### STATED GOAL
Below is a set of records. Repeat all of them exactly.

[Records from a data collection]
>> BEGIN
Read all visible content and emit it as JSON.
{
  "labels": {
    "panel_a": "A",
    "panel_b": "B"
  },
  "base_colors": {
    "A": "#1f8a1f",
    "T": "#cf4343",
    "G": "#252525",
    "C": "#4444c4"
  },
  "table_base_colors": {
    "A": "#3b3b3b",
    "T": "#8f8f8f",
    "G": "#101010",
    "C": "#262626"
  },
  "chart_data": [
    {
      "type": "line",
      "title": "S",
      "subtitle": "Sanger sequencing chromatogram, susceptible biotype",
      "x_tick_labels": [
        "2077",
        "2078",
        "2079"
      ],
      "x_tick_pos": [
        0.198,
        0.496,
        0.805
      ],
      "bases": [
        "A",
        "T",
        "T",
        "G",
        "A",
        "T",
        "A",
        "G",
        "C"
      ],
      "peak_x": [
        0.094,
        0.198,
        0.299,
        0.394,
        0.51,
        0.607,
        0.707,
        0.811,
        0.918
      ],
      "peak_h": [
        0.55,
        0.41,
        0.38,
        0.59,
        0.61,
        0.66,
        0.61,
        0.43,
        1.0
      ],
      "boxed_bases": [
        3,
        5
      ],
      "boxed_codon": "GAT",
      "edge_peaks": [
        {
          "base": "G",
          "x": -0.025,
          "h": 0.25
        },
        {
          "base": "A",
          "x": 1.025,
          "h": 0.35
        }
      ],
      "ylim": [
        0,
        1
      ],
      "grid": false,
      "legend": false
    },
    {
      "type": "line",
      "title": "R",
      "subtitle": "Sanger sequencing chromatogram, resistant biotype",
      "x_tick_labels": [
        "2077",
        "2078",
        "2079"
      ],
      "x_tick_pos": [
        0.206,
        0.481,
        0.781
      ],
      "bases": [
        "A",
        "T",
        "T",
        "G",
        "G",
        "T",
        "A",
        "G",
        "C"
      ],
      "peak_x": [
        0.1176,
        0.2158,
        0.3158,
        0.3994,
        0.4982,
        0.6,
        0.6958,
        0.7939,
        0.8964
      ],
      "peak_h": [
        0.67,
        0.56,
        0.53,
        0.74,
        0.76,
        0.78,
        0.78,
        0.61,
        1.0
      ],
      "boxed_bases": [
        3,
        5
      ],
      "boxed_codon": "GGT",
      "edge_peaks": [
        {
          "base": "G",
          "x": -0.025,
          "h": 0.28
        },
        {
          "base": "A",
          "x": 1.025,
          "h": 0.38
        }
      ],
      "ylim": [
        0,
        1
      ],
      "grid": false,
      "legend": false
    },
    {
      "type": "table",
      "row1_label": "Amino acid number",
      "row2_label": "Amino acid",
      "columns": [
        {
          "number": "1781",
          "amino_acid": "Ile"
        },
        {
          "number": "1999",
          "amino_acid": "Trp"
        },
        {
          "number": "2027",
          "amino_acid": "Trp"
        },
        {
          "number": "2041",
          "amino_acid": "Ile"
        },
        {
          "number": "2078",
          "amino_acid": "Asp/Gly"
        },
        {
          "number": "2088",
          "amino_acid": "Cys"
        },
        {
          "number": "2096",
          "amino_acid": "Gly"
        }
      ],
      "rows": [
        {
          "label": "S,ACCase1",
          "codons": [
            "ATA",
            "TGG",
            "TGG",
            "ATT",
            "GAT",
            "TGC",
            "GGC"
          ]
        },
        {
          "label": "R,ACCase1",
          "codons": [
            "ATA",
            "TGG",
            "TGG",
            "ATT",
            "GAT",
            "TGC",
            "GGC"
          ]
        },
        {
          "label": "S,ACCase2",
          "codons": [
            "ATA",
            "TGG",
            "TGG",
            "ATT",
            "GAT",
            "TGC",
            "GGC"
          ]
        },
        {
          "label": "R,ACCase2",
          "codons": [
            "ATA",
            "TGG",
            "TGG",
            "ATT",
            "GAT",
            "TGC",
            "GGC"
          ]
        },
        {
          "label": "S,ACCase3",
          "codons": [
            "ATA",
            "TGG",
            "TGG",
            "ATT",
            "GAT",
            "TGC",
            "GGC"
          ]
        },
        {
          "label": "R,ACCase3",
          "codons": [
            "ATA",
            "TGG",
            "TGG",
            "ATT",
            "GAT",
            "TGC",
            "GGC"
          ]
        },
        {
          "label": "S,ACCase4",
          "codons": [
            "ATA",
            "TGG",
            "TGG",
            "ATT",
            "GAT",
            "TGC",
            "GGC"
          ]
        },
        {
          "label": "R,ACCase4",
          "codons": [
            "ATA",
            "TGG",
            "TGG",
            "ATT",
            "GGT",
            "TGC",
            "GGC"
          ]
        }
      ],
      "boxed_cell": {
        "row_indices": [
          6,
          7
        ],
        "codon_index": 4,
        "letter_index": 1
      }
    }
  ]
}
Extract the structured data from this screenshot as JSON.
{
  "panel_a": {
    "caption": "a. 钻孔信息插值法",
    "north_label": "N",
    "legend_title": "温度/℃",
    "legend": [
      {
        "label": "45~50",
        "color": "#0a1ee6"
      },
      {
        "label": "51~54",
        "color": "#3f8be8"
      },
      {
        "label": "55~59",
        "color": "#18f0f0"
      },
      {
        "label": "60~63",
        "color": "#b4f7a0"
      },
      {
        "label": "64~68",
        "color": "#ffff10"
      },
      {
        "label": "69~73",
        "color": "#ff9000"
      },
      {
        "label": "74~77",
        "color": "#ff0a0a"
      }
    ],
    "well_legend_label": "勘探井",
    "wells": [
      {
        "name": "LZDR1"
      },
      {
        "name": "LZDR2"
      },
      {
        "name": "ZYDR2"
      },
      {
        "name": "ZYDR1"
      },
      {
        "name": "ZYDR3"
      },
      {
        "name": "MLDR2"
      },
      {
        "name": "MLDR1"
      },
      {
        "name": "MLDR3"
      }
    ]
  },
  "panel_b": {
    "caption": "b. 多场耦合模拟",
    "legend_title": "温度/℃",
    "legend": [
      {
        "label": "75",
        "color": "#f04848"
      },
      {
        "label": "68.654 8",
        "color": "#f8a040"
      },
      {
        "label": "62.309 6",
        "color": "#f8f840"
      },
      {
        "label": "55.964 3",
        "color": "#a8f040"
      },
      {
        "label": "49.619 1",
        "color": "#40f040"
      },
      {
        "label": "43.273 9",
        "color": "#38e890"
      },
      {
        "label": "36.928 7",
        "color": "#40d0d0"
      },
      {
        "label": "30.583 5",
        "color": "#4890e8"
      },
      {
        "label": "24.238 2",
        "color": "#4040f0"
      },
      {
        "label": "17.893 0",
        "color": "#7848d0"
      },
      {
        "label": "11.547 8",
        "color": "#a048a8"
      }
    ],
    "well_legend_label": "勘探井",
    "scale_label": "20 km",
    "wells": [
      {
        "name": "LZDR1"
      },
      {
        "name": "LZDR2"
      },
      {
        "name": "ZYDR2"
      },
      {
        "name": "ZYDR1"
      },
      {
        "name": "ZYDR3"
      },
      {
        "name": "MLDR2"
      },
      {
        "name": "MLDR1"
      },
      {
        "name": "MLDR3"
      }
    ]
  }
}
>> END
### TASK ANSWER
Read all visible content and emit it as JSON.
{
  "labels": {
    "panel_a": "A",
    "panel_b": "B"
  },
  "base_colors": {
    "A": "#1f8a1f",
    "T": "#cf4343",
    "G": "#252525",
    "C": "#4444c4"
  },
  "table_base_colors": {
    "A": "#3b3b3b",
    "T": "#8f8f8f",
    "G": "#101010",
    "C": "#262626"
  },
  "chart_data": [
    {
      "type": "line",
      "title": "S",
      "subtitle": "Sanger sequencing chromatogram, susceptible biotype",
      "x_tick_labels": [
        "2077",
        "2078",
        "2079"
      ],
      "x_tick_pos": [
        0.198,
        0.496,
        0.805
      ],
      "bases": [
        "A",
        "T",
        "T",
        "G",
        "A",
        "T",
        "A",
        "G",
        "C"
      ],
      "peak_x": [
        0.094,
        0.198,
        0.299,
        0.394,
        0.51,
        0.607,
        0.707,
        0.811,
        0.918
      ],
      "peak_h": [
        0.55,
        0.41,
        0.38,
        0.59,
        0.61,
        0.66,
        0.61,
        0.43,
        1.0
      ],
      "boxed_bases": [
        3,
        5
      ],
      "boxed_codon": "GAT",
      "edge_peaks": [
        {
          "base": "G",
          "x": -0.025,
          "h": 0.25
        },
        {
          "base": "A",
          "x": 1.025,
          "h": 0.35
        }
      ],
      "ylim": [
        0,
        1
      ],
      "grid": false,
      "legend": false
    },
    {
      "type": "line",
      "title": "R",
      "subtitle": "Sanger sequencing chromatogram, resistant biotype",
      "x_tick_labels": [
        "2077",
        "2078",
        "2079"
      ],
      "x_tick_pos": [
        0.206,
        0.481,
        0.781
      ],
      "bases": [
        "A",
        "T",
        "T",
        "G",
        "G",
        "T",
        "A",
        "G",
        "C"
      ],
      "peak_x": [
        0.1176,
        0.2158,
        0.3158,
        0.3994,
        0.4982,
        0.6,
        0.6958,
        0.7939,
        0.8964
      ],
      "peak_h": [
        0.67,
        0.56,
        0.53,
        0.74,
        0.76,
        0.78,
        0.78,
        0.61,
        1.0
      ],
      "boxed_bases": [
        3,
        5
      ],
      "boxed_codon": "GGT",
      "edge_peaks": [
        {
          "base": "G",
          "x": -0.025,
          "h": 0.28
        },
        {
          "base": "A",
          "x": 1.025,
          "h": 0.38
        }
      ],
      "ylim": [
        0,
        1
      ],
      "grid": false,
      "legend": false
    },
    {
      "type": "table",
      "row1_label": "Amino acid number",
      "row2_label": "Amino acid",
      "columns": [
        {
          "number": "1781",
          "amino_acid": "Ile"
        },
        {
          "number": "1999",
          "amino_acid": "Trp"
        },
        {
          "number": "2027",
          "amino_acid": "Trp"
        },
        {
          "number": "2041",
          "amino_acid": "Ile"
        },
        {
          "number": "2078",
          "amino_acid": "Asp/Gly"
        },
        {
          "number": "2088",
          "amino_acid": "Cys"
        },
        {
          "number": "2096",
          "amino_acid": "Gly"
        }
      ],
      "rows": [
        {
          "label": "S,ACCase1",
          "codons": [
            "ATA",
            "TGG",
            "TGG",
            "ATT",
            "GAT",
            "TGC",
            "GGC"
          ]
        },
        {
          "label": "R,ACCase1",
          "codons": [
            "ATA",
            "TGG",
            "TGG",
            "ATT",
            "GAT",
            "TGC",
            "GGC"
          ]
        },
        {
          "label": "S,ACCase2",
          "codons": [
            "ATA",
            "TGG",
            "TGG",
            "ATT",
            "GAT",
            "TGC",
            "GGC"
          ]
        },
        {
          "label": "R,ACCase2",
          "codons": [
            "ATA",
            "TGG",
            "TGG",
            "ATT",
            "GAT",
            "TGC",
            "GGC"
          ]
        },
        {
          "label": "S,ACCase3",
          "codons": [
            "ATA",
            "TGG",
            "TGG",
            "ATT",
            "GAT",
            "TGC",
            "GGC"
          ]
        },
        {
          "label": "R,ACCase3",
          "codons": [
            "ATA",
            "TGG",
            "TGG",
            "ATT",
            "GAT",
            "TGC",
            "GGC"
          ]
        },
        {
          "label": "S,ACCase4",
          "codons": [
            "ATA",
            "TGG",
            "TGG",
            "ATT",
            "GAT",
            "TGC",
            "GGC"
          ]
        },
        {
          "label": "R,ACCase4",
          "codons": [
            "ATA",
            "TGG",
            "TGG",
            "ATT",
            "GGT",
            "TGC",
            "GGC"
          ]
        }
      ],
      "boxed_cell": {
        "row_indices": [
          6,
          7
        ],
        "codon_index": 4,
        "letter_index": 1
      }
    }
  ]
}
Extract the structured data from this screenshot as JSON.
{
  "panel_a": {
    "caption": "a. 钻孔信息插值法",
    "north_label": "N",
    "legend_title": "温度/℃",
    "legend": [
      {
        "label": "45~50",
        "color": "#0a1ee6"
      },
      {
        "label": "51~54",
        "color": "#3f8be8"
      },
      {
        "label": "55~59",
        "color": "#18f0f0"
      },
      {
        "label": "60~63",
        "color": "#b4f7a0"
      },
      {
        "label": "64~68",
        "color": "#ffff10"
      },
      {
        "label": "69~73",
        "color": "#ff9000"
      },
      {
        "label": "74~77",
        "color": "#ff0a0a"
      }
    ],
    "well_legend_label": "勘探井",
    "wells": [
      {
        "name": "LZDR1"
      },
      {
        "name": "LZDR2"
      },
      {
        "name": "ZYDR2"
      },
      {
        "name": "ZYDR1"
      },
      {
        "name": "ZYDR3"
      },
      {
        "name": "MLDR2"
      },
      {
        "name": "MLDR1"
      },
      {
        "name": "MLDR3"
      }
    ]
  },
  "panel_b": {
    "caption": "b. 多场耦合模拟",
    "legend_title": "温度/℃",
    "legend": [
      {
        "label": "75",
        "color": "#f04848"
      },
      {
        "label": "68.654 8",
        "color": "#f8a040"
      },
      {
        "label": "62.309 6",
        "color": "#f8f840"
      },
      {
        "label": "55.964 3",
        "color": "#a8f040"
      },
      {
        "label": "49.619 1",
        "color": "#40f040"
      },
      {
        "label": "43.273 9",
        "color": "#38e890"
      },
      {
        "label": "36.928 7",
        "color": "#40d0d0"
      },
      {
        "label": "30.583 5",
        "color": "#4890e8"
      },
      {
        "label": "24.238 2",
        "color": "#4040f0"
      },
      {
        "label": "17.893 0",
        "color": "#7848d0"
      },
      {
        "label": "11.547 8",
        "color": "#a048a8"
      }
    ],
    "well_legend_label": "勘探井",
    "scale_label": "20 km",
    "wells": [
      {
        "name": "LZDR1"
      },
      {
        "name": "LZDR2"
      },
      {
        "name": "ZYDR2"
      },
      {
        "name": "ZYDR1"
      },
      {
        "name": "ZYDR3"
      },
      {
        "name": "MLDR2"
      },
      {
        "name": "MLDR1"
      },
      {
        "name": "MLDR3"
      }
    ]
  }
}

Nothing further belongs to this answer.